>>>

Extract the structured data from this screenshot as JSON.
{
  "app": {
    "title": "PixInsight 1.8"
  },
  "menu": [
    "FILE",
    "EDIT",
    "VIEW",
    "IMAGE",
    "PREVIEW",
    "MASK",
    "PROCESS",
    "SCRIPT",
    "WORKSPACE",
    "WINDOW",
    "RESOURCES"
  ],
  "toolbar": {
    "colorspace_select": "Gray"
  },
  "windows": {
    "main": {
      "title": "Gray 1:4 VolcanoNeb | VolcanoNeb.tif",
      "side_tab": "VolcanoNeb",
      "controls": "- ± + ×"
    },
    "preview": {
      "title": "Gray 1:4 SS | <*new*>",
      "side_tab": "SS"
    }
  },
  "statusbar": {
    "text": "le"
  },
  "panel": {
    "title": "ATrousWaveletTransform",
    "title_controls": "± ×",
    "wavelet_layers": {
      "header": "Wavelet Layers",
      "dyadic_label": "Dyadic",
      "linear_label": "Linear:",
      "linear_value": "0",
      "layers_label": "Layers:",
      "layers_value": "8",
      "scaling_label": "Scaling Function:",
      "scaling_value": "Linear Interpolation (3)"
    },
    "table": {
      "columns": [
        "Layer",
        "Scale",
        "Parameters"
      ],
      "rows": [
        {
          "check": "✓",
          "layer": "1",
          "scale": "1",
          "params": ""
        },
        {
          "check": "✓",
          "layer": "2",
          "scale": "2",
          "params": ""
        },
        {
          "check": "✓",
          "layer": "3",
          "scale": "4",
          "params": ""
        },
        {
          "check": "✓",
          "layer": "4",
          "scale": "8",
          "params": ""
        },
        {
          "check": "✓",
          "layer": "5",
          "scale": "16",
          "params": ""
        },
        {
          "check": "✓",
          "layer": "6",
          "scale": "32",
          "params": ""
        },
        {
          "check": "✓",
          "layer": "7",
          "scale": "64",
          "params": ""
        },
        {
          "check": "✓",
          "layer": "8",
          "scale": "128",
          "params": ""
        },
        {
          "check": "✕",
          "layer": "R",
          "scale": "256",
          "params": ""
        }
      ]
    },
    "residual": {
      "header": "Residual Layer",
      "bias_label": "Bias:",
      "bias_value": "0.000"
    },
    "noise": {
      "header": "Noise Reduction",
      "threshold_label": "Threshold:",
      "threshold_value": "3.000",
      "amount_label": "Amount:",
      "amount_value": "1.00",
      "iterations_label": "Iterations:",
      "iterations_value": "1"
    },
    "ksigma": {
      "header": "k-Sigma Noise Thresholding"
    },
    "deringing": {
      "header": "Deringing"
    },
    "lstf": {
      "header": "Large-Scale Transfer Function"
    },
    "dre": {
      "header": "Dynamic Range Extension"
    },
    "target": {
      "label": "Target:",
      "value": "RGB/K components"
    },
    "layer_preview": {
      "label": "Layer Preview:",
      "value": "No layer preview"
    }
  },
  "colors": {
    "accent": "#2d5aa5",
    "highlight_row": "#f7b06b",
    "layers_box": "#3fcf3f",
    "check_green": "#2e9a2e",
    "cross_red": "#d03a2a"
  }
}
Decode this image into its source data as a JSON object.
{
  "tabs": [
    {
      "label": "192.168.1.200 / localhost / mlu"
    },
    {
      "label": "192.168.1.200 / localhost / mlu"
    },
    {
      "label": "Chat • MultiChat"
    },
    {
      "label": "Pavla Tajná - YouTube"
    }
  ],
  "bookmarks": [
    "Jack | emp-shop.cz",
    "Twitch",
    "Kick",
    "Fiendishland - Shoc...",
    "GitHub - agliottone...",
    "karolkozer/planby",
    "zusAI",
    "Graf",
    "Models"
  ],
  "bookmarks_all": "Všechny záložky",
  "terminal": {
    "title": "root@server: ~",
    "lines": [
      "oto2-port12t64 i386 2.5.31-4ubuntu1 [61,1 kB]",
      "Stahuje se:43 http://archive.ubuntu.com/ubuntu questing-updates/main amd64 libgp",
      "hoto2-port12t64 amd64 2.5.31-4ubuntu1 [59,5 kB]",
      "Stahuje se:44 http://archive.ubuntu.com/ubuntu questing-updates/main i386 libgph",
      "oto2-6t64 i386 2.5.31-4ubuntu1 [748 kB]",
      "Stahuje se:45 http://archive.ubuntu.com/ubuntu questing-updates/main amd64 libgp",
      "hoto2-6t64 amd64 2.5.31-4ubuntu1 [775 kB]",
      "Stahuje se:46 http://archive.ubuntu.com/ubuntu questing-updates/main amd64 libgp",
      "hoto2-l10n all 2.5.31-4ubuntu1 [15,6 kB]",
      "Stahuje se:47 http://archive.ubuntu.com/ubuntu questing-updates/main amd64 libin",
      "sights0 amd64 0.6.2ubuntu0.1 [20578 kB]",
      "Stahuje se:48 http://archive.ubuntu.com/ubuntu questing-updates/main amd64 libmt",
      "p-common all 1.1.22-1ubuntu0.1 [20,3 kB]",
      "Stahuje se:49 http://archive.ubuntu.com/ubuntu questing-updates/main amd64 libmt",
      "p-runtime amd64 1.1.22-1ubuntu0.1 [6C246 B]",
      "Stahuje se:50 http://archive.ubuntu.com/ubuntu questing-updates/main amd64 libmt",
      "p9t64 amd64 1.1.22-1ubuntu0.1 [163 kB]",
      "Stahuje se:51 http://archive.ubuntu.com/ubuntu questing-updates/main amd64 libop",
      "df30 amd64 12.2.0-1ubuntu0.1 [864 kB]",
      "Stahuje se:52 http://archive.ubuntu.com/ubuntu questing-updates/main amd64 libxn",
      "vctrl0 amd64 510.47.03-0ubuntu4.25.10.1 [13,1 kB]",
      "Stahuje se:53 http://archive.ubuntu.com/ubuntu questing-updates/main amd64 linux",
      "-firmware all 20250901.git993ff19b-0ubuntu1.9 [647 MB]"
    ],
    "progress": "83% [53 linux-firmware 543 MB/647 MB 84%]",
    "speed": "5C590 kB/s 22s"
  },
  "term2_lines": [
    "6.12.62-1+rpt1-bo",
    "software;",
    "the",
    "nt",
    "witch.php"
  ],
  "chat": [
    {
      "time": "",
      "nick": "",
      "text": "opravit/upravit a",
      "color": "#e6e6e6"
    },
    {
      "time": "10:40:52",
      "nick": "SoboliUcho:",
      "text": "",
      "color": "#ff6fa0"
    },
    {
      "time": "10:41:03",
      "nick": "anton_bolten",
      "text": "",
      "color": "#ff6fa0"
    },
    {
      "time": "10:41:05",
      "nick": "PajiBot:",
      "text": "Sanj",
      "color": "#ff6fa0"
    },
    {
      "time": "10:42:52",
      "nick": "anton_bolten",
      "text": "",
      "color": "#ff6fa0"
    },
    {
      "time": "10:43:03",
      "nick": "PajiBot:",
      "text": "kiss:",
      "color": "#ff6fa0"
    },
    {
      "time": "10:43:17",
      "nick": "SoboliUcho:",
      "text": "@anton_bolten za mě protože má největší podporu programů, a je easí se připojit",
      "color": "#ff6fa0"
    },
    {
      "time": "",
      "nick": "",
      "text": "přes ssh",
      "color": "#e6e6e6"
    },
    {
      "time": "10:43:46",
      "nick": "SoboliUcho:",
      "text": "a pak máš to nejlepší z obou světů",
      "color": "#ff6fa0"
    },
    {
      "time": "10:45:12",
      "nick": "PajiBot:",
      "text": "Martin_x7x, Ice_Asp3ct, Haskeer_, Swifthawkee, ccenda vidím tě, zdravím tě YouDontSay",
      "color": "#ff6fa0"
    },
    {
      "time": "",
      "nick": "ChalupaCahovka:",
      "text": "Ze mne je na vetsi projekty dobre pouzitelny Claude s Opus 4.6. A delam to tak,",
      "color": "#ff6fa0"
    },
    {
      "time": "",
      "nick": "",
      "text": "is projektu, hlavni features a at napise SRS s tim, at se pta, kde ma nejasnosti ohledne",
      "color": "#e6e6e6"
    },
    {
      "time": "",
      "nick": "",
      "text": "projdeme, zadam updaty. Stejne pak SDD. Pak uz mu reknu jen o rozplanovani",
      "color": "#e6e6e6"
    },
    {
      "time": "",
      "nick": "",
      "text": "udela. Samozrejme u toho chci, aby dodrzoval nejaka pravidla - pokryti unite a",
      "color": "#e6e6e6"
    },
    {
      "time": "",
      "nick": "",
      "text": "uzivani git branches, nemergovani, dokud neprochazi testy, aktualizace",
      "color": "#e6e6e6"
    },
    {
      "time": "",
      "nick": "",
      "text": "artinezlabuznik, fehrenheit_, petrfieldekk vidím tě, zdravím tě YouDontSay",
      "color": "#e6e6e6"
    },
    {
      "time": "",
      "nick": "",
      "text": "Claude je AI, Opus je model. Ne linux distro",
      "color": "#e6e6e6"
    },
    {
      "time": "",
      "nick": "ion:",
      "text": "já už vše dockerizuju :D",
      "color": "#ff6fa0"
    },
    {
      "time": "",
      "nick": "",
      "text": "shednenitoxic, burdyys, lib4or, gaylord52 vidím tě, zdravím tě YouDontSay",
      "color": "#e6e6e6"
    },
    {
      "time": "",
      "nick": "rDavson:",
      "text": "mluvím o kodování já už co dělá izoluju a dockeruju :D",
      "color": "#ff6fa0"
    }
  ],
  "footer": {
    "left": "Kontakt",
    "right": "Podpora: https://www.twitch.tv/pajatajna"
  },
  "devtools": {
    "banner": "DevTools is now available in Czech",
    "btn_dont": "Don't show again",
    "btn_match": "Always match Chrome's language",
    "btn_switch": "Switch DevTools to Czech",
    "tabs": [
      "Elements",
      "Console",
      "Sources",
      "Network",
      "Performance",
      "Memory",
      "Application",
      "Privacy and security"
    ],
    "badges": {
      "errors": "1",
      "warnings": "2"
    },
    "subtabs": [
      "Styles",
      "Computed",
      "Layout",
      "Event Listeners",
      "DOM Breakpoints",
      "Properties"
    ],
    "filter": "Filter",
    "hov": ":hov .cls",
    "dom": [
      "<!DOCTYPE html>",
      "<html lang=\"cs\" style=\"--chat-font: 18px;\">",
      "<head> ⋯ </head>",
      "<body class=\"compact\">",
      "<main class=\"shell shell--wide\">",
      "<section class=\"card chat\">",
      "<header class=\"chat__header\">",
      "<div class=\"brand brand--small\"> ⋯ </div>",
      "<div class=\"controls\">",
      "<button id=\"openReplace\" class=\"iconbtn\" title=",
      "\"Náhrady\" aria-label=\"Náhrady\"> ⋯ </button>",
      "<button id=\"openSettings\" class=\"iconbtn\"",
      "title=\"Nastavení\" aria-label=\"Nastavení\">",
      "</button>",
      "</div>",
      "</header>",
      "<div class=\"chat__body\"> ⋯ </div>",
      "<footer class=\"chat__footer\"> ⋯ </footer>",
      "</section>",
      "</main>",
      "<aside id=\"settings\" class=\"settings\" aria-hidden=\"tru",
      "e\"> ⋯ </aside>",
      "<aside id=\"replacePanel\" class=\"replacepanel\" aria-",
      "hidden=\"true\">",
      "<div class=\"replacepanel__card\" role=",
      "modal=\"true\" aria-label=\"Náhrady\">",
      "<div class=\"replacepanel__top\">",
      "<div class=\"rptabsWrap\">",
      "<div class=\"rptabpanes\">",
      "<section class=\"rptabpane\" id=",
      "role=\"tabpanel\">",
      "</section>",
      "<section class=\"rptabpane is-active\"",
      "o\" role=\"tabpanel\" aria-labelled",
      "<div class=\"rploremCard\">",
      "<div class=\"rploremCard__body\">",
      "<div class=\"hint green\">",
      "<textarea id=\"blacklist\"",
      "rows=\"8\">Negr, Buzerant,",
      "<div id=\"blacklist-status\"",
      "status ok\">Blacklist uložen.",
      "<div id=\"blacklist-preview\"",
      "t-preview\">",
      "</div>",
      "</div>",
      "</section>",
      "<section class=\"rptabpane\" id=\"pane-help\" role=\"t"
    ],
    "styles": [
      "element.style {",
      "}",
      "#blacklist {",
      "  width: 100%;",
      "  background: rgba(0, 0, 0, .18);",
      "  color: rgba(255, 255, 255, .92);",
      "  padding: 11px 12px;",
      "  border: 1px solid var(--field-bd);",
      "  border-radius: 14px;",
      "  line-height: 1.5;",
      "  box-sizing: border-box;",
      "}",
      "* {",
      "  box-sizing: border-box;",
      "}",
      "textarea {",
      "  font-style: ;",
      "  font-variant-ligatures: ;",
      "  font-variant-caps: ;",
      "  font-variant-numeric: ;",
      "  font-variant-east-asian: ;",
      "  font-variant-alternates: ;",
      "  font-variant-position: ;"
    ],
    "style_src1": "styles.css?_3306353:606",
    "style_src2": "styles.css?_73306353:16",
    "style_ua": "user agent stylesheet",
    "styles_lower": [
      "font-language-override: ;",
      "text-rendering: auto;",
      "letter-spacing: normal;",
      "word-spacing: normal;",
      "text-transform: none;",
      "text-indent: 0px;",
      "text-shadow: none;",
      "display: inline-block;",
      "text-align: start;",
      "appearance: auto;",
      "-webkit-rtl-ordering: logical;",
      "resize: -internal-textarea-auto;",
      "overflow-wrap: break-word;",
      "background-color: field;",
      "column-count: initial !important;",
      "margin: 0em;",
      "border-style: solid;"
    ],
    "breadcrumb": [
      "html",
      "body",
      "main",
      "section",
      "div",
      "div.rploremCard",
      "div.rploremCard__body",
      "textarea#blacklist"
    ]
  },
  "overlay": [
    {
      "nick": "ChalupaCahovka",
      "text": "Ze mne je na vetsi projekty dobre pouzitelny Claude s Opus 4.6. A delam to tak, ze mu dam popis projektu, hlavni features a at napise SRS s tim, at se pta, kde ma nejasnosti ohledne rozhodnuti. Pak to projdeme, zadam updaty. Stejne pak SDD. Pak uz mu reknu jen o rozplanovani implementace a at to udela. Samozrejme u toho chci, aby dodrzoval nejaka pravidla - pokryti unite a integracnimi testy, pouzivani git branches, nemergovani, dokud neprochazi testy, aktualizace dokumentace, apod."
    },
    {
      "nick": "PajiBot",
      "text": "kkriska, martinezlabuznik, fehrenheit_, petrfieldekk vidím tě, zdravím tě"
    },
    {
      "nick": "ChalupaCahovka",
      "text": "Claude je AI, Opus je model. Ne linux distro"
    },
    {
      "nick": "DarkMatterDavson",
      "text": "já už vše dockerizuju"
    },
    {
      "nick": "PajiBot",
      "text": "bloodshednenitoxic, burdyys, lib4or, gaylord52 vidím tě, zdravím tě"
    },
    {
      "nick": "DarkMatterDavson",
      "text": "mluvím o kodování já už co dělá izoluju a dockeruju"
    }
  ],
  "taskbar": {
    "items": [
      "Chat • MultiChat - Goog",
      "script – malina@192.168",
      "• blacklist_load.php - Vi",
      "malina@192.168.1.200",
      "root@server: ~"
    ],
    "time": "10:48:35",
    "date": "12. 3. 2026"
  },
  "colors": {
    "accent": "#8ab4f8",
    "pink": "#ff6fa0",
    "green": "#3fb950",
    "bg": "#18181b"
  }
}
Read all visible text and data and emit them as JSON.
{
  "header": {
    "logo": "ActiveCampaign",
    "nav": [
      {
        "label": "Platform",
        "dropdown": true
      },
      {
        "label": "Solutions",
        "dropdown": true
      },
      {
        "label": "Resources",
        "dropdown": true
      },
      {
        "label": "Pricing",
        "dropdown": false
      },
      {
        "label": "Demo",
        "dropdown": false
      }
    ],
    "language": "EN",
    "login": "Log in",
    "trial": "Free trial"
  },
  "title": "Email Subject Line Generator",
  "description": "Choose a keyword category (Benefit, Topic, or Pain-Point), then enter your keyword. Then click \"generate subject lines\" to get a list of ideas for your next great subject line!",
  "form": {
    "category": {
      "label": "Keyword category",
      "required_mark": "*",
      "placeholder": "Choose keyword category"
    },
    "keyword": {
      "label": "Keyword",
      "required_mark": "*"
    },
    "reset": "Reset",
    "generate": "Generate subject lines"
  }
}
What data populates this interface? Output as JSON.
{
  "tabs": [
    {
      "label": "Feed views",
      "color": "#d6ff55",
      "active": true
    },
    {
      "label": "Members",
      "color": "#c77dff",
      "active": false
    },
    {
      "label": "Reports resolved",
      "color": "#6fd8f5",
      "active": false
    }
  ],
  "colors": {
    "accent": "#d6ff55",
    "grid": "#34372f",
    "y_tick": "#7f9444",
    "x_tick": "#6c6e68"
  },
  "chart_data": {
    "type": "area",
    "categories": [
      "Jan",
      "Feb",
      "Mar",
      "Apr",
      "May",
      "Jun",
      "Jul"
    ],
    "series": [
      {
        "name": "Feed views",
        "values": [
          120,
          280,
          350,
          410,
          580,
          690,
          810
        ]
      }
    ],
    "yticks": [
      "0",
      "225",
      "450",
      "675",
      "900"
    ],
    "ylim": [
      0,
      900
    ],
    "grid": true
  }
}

<<<

(Given task): Report the number of lines above containing the word "dockeruju", with no other text.

(Response to the task): 2